## begin Input rows

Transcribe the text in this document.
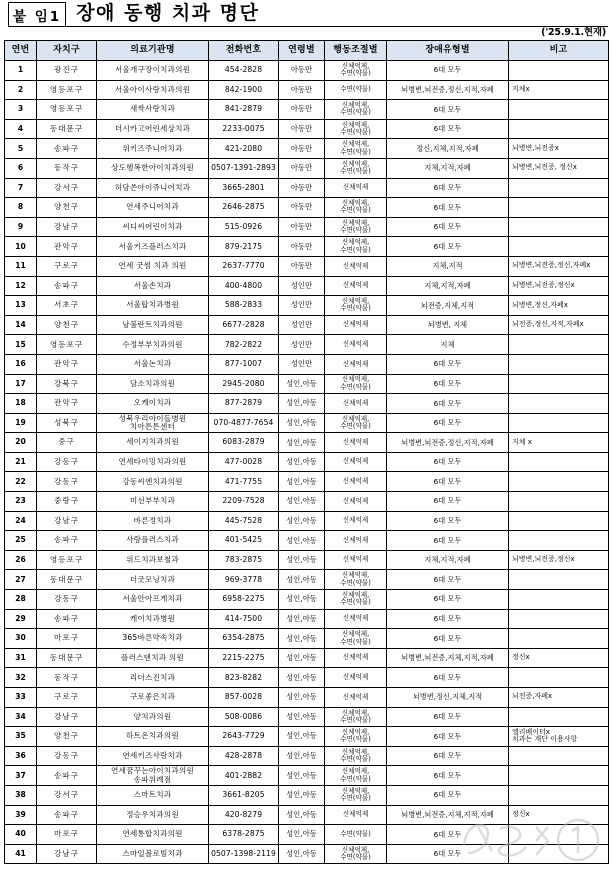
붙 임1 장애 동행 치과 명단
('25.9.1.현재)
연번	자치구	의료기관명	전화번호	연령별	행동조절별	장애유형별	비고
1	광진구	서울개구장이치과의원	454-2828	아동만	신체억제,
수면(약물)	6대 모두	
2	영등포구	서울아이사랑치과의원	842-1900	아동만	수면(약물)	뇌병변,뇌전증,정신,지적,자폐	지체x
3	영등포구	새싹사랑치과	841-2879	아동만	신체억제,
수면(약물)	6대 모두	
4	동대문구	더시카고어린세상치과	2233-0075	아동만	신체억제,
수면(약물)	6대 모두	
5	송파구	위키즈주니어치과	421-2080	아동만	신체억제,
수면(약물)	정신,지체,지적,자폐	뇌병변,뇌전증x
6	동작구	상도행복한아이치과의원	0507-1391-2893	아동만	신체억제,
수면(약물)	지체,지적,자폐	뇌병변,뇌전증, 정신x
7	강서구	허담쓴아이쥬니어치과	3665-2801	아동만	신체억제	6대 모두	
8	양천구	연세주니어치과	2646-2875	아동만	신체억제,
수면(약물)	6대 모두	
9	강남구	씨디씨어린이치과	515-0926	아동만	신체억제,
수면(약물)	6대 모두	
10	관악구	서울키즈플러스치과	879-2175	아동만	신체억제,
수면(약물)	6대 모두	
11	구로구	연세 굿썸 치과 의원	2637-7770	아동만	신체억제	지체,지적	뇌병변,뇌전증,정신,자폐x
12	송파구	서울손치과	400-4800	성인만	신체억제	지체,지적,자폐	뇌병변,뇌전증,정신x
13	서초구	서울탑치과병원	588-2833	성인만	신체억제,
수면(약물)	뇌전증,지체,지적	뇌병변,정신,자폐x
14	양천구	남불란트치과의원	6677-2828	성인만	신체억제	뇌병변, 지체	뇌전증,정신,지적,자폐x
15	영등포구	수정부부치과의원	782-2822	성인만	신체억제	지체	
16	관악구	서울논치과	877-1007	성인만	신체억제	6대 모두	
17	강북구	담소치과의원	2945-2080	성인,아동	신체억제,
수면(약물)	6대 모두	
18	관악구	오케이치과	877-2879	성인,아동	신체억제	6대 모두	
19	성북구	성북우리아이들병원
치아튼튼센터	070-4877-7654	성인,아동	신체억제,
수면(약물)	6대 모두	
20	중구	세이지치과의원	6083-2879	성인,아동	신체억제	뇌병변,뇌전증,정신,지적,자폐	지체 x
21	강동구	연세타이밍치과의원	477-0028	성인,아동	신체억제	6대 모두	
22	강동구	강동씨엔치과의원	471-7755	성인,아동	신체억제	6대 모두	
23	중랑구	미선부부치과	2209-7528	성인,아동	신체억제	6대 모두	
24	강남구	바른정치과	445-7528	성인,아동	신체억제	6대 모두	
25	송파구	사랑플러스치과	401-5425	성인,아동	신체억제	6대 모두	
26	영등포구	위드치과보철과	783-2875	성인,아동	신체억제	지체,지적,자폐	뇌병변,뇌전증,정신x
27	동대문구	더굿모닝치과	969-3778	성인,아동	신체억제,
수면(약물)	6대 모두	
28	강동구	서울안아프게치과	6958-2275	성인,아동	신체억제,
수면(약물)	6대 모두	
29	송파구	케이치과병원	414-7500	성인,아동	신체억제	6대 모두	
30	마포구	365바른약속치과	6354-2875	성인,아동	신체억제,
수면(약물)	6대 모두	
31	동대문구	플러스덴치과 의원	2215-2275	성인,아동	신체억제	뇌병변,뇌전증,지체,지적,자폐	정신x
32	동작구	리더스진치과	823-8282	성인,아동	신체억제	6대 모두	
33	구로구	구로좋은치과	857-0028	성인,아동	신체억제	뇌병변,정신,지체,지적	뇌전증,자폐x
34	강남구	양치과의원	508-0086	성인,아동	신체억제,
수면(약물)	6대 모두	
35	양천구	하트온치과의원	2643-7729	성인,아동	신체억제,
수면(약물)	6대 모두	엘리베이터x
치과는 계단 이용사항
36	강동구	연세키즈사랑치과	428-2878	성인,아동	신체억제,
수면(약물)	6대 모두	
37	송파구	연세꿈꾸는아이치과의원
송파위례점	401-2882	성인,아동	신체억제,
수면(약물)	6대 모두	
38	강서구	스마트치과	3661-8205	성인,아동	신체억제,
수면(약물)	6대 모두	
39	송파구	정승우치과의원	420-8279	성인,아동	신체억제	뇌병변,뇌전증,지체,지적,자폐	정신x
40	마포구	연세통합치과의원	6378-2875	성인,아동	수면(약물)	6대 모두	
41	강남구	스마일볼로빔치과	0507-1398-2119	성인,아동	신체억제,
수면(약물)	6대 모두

## end Input rows

Exercise: Quote the listing above in full, except for the pictures.

Task answer:
Transcribe the text in this document.
붙 임1 장애 동행 치과 명단
('25.9.1.현재)
연번	자치구	의료기관명	전화번호	연령별	행동조절별	장애유형별	비고
1	광진구	서울개구장이치과의원	454-2828	아동만	신체억제,
수면(약물)	6대 모두	
2	영등포구	서울아이사랑치과의원	842-1900	아동만	수면(약물)	뇌병변,뇌전증,정신,지적,자폐	지체x
3	영등포구	새싹사랑치과	841-2879	아동만	신체억제,
수면(약물)	6대 모두	
4	동대문구	더시카고어린세상치과	2233-0075	아동만	신체억제,
수면(약물)	6대 모두	
5	송파구	위키즈주니어치과	421-2080	아동만	신체억제,
수면(약물)	정신,지체,지적,자폐	뇌병변,뇌전증x
6	동작구	상도행복한아이치과의원	0507-1391-2893	아동만	신체억제,
수면(약물)	지체,지적,자폐	뇌병변,뇌전증, 정신x
7	강서구	허담쓴아이쥬니어치과	3665-2801	아동만	신체억제	6대 모두	
8	양천구	연세주니어치과	2646-2875	아동만	신체억제,
수면(약물)	6대 모두	
9	강남구	씨디씨어린이치과	515-0926	아동만	신체억제,
수면(약물)	6대 모두	
10	관악구	서울키즈플러스치과	879-2175	아동만	신체억제,
수면(약물)	6대 모두	
11	구로구	연세 굿썸 치과 의원	2637-7770	아동만	신체억제	지체,지적	뇌병변,뇌전증,정신,자폐x
12	송파구	서울손치과	400-4800	성인만	신체억제	지체,지적,자폐	뇌병변,뇌전증,정신x
13	서초구	서울탑치과병원	588-2833	성인만	신체억제,
수면(약물)	뇌전증,지체,지적	뇌병변,정신,자폐x
14	양천구	남불란트치과의원	6677-2828	성인만	신체억제	뇌병변, 지체	뇌전증,정신,지적,자폐x
15	영등포구	수정부부치과의원	782-2822	성인만	신체억제	지체	
16	관악구	서울논치과	877-1007	성인만	신체억제	6대 모두	
17	강북구	담소치과의원	2945-2080	성인,아동	신체억제,
수면(약물)	6대 모두	
18	관악구	오케이치과	877-2879	성인,아동	신체억제	6대 모두	
19	성북구	성북우리아이들병원
치아튼튼센터	070-4877-7654	성인,아동	신체억제,
수면(약물)	6대 모두	
20	중구	세이지치과의원	6083-2879	성인,아동	신체억제	뇌병변,뇌전증,정신,지적,자폐	지체 x
21	강동구	연세타이밍치과의원	477-0028	성인,아동	신체억제	6대 모두	
22	강동구	강동씨엔치과의원	471-7755	성인,아동	신체억제	6대 모두	
23	중랑구	미선부부치과	2209-7528	성인,아동	신체억제	6대 모두	
24	강남구	바른정치과	445-7528	성인,아동	신체억제	6대 모두	
25	송파구	사랑플러스치과	401-5425	성인,아동	신체억제	6대 모두	
26	영등포구	위드치과보철과	783-2875	성인,아동	신체억제	지체,지적,자폐	뇌병변,뇌전증,정신x
27	동대문구	더굿모닝치과	969-3778	성인,아동	신체억제,
수면(약물)	6대 모두	
28	강동구	서울안아프게치과	6958-2275	성인,아동	신체억제,
수면(약물)	6대 모두	
29	송파구	케이치과병원	414-7500	성인,아동	신체억제	6대 모두	
30	마포구	365바른약속치과	6354-2875	성인,아동	신체억제,
수면(약물)	6대 모두	
31	동대문구	플러스덴치과 의원	2215-2275	성인,아동	신체억제	뇌병변,뇌전증,지체,지적,자폐	정신x
32	동작구	리더스진치과	823-8282	성인,아동	신체억제	6대 모두	
33	구로구	구로좋은치과	857-0028	성인,아동	신체억제	뇌병변,정신,지체,지적	뇌전증,자폐x
34	강남구	양치과의원	508-0086	성인,아동	신체억제,
수면(약물)	6대 모두	
35	양천구	하트온치과의원	2643-7729	성인,아동	신체억제,
수면(약물)	6대 모두	엘리베이터x
치과는 계단 이용사항
36	강동구	연세키즈사랑치과	428-2878	성인,아동	신체억제,
수면(약물)	6대 모두	
37	송파구	연세꿈꾸는아이치과의원
송파위례점	401-2882	성인,아동	신체억제,
수면(약물)	6대 모두	
38	강서구	스마트치과	3661-8205	성인,아동	신체억제,
수면(약물)	6대 모두	
39	송파구	정승우치과의원	420-8279	성인,아동	신체억제	뇌병변,뇌전증,지체,지적,자폐	정신x
40	마포구	연세통합치과의원	6378-2875	성인,아동	수면(약물)	6대 모두	
41	강남구	스마일볼로빔치과	0507-1398-2119	성인,아동	신체억제,
수면(약물)	6대 모두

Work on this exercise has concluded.